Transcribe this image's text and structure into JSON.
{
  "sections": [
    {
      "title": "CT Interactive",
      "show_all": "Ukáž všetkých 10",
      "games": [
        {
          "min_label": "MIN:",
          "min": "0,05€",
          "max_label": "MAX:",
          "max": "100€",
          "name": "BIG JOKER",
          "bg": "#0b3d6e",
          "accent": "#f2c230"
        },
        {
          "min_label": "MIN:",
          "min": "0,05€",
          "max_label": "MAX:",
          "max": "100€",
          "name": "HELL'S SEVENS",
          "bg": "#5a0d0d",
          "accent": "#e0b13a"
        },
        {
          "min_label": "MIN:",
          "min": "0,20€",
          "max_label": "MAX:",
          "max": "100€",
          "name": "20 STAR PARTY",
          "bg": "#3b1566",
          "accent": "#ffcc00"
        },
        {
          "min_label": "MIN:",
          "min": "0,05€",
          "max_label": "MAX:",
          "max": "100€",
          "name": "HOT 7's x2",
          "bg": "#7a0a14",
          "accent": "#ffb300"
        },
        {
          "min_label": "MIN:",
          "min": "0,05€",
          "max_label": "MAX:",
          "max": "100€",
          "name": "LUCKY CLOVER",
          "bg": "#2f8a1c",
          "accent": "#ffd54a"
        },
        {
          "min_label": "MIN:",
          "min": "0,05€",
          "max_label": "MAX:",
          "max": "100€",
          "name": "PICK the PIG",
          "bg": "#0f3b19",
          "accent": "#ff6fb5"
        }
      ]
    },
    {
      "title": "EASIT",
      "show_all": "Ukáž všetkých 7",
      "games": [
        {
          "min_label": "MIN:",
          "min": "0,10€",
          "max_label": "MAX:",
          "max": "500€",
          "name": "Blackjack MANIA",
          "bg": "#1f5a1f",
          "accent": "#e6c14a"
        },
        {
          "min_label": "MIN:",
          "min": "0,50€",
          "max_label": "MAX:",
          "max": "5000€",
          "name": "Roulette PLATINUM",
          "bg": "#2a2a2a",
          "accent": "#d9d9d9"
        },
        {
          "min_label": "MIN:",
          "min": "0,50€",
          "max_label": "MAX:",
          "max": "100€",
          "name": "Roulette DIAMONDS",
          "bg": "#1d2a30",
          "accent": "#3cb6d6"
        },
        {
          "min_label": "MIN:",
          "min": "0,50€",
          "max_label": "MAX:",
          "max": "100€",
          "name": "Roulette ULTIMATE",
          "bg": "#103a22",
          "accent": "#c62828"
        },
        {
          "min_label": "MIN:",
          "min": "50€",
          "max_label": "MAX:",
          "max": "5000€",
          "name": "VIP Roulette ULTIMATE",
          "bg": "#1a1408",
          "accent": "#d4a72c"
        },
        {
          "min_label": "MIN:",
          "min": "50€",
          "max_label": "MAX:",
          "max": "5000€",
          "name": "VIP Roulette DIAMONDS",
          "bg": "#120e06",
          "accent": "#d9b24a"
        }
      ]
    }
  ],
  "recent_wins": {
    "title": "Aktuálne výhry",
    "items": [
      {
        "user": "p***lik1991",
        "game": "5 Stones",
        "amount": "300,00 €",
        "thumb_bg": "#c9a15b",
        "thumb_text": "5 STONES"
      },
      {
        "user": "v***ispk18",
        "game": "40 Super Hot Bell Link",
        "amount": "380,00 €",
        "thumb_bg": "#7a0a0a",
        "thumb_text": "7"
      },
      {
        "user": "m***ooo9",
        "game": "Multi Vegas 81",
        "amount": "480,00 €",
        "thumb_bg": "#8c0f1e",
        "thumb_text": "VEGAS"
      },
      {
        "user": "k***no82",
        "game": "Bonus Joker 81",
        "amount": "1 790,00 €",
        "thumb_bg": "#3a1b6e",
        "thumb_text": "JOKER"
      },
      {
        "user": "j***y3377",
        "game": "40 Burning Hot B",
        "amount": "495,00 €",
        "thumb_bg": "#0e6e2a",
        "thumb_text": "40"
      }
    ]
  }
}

■ ■ ■

▶ _Short exercise_
Of the lines above, copy each that contains "user".

▶ _Task solution_
        "user": "p***lik1991",
        "user": "v***ispk18",
        "user": "m***ooo9",
        "user": "k***no82",
        "user": "j***y3377",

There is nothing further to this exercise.